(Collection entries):
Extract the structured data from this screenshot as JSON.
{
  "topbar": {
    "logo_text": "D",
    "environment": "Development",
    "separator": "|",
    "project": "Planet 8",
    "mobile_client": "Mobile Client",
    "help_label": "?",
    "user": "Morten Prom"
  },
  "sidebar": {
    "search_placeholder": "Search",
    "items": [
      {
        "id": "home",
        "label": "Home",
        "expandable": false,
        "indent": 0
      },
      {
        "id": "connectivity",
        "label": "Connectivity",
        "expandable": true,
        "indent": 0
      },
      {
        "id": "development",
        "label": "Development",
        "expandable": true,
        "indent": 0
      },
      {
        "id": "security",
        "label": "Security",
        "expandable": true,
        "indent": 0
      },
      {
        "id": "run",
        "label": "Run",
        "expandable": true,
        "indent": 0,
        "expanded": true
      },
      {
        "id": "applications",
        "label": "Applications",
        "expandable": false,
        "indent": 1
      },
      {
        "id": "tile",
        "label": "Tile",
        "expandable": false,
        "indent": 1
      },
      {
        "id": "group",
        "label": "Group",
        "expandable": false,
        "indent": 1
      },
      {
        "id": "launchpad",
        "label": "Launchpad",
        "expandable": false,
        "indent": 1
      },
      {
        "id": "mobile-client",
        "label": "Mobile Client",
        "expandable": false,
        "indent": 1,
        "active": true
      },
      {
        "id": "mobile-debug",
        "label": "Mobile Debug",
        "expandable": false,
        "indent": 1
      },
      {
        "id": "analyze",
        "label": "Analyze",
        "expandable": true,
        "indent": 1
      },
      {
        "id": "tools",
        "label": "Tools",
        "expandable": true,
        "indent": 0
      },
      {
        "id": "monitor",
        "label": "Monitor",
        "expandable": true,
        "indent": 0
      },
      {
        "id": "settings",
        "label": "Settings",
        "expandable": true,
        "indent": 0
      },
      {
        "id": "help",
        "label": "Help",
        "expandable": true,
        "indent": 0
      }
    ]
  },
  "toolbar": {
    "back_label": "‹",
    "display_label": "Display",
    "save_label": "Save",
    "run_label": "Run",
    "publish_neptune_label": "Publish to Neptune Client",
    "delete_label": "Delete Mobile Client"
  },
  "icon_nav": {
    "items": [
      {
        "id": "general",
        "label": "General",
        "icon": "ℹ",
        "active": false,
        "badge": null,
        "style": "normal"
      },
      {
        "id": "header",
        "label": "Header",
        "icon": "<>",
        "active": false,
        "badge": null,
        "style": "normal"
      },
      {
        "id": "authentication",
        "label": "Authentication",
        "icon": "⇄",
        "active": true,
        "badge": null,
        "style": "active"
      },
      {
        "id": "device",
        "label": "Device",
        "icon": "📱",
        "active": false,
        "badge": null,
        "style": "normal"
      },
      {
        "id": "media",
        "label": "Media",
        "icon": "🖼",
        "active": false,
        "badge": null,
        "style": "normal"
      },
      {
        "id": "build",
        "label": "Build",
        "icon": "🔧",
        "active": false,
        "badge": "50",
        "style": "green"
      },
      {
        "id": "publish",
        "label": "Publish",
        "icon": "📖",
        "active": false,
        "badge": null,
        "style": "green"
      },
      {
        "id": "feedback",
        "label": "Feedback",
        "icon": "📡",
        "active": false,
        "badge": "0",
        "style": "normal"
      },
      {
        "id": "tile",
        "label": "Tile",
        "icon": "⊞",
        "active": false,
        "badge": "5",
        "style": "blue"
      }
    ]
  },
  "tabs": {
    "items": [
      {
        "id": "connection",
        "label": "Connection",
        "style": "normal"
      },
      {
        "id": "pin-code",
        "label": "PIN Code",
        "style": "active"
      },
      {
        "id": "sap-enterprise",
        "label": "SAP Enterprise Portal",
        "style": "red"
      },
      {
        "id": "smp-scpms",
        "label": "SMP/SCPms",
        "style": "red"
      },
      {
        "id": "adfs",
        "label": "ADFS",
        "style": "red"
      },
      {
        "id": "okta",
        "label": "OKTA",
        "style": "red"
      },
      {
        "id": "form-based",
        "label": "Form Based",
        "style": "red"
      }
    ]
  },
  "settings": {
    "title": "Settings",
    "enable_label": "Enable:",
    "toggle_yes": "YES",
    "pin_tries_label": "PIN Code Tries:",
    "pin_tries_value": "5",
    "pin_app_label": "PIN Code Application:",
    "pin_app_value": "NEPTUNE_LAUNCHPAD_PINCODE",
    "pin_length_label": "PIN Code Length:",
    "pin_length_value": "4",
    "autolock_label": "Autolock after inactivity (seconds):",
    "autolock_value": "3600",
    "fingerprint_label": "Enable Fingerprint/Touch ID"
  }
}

(WRITTEN INSTRUCTION): Write out all the lines again, exactly as they are.

(OUTPUT OF THE EXERCISE):
Extract the structured data from this screenshot as JSON.
{
  "topbar": {
    "logo_text": "D",
    "environment": "Development",
    "separator": "|",
    "project": "Planet 8",
    "mobile_client": "Mobile Client",
    "help_label": "?",
    "user": "Morten Prom"
  },
  "sidebar": {
    "search_placeholder": "Search",
    "items": [
      {
        "id": "home",
        "label": "Home",
        "expandable": false,
        "indent": 0
      },
      {
        "id": "connectivity",
        "label": "Connectivity",
        "expandable": true,
        "indent": 0
      },
      {
        "id": "development",
        "label": "Development",
        "expandable": true,
        "indent": 0
      },
      {
        "id": "security",
        "label": "Security",
        "expandable": true,
        "indent": 0
      },
      {
        "id": "run",
        "label": "Run",
        "expandable": true,
        "indent": 0,
        "expanded": true
      },
      {
        "id": "applications",
        "label": "Applications",
        "expandable": false,
        "indent": 1
      },
      {
        "id": "tile",
        "label": "Tile",
        "expandable": false,
        "indent": 1
      },
      {
        "id": "group",
        "label": "Group",
        "expandable": false,
        "indent": 1
      },
      {
        "id": "launchpad",
        "label": "Launchpad",
        "expandable": false,
        "indent": 1
      },
      {
        "id": "mobile-client",
        "label": "Mobile Client",
        "expandable": false,
        "indent": 1,
        "active": true
      },
      {
        "id": "mobile-debug",
        "label": "Mobile Debug",
        "expandable": false,
        "indent": 1
      },
      {
        "id": "analyze",
        "label": "Analyze",
        "expandable": true,
        "indent": 1
      },
      {
        "id": "tools",
        "label": "Tools",
        "expandable": true,
        "indent": 0
      },
      {
        "id": "monitor",
        "label": "Monitor",
        "expandable": true,
        "indent": 0
      },
      {
        "id": "settings",
        "label": "Settings",
        "expandable": true,
        "indent": 0
      },
      {
        "id": "help",
        "label": "Help",
        "expandable": true,
        "indent": 0
      }
    ]
  },
  "toolbar": {
    "back_label": "‹",
    "display_label": "Display",
    "save_label": "Save",
    "run_label": "Run",
    "publish_neptune_label": "Publish to Neptune Client",
    "delete_label": "Delete Mobile Client"
  },
  "icon_nav": {
    "items": [
      {
        "id": "general",
        "label": "General",
        "icon": "ℹ",
        "active": false,
        "badge": null,
        "style": "normal"
      },
      {
        "id": "header",
        "label": "Header",
        "icon": "<>",
        "active": false,
        "badge": null,
        "style": "normal"
      },
      {
        "id": "authentication",
        "label": "Authentication",
        "icon": "⇄",
        "active": true,
        "badge": null,
        "style": "active"
      },
      {
        "id": "device",
        "label": "Device",
        "icon": "📱",
        "active": false,
        "badge": null,
        "style": "normal"
      },
      {
        "id": "media",
        "label": "Media",
        "icon": "🖼",
        "active": false,
        "badge": null,
        "style": "normal"
      },
      {
        "id": "build",
        "label": "Build",
        "icon": "🔧",
        "active": false,
        "badge": "50",
        "style": "green"
      },
      {
        "id": "publish",
        "label": "Publish",
        "icon": "📖",
        "active": false,
        "badge": null,
        "style": "green"
      },
      {
        "id": "feedback",
        "label": "Feedback",
        "icon": "📡",
        "active": false,
        "badge": "0",
        "style": "normal"
      },
      {
        "id": "tile",
        "label": "Tile",
        "icon": "⊞",
        "active": false,
        "badge": "5",
        "style": "blue"
      }
    ]
  },
  "tabs": {
    "items": [
      {
        "id": "connection",
        "label": "Connection",
        "style": "normal"
      },
      {
        "id": "pin-code",
        "label": "PIN Code",
        "style": "active"
      },
      {
        "id": "sap-enterprise",
        "label": "SAP Enterprise Portal",
        "style": "red"
      },
      {
        "id": "smp-scpms",
        "label": "SMP/SCPms",
        "style": "red"
      },
      {
        "id": "adfs",
        "label": "ADFS",
        "style": "red"
      },
      {
        "id": "okta",
        "label": "OKTA",
        "style": "red"
      },
      {
        "id": "form-based",
        "label": "Form Based",
        "style": "red"
      }
    ]
  },
  "settings": {
    "title": "Settings",
    "enable_label": "Enable:",
    "toggle_yes": "YES",
    "pin_tries_label": "PIN Code Tries:",
    "pin_tries_value": "5",
    "pin_app_label": "PIN Code Application:",
    "pin_app_value": "NEPTUNE_LAUNCHPAD_PINCODE",
    "pin_length_label": "PIN Code Length:",
    "pin_length_value": "4",
    "autolock_label": "Autolock after inactivity (seconds):",
    "autolock_value": "3600",
    "fingerprint_label": "Enable Fingerprint/Touch ID"
  }
}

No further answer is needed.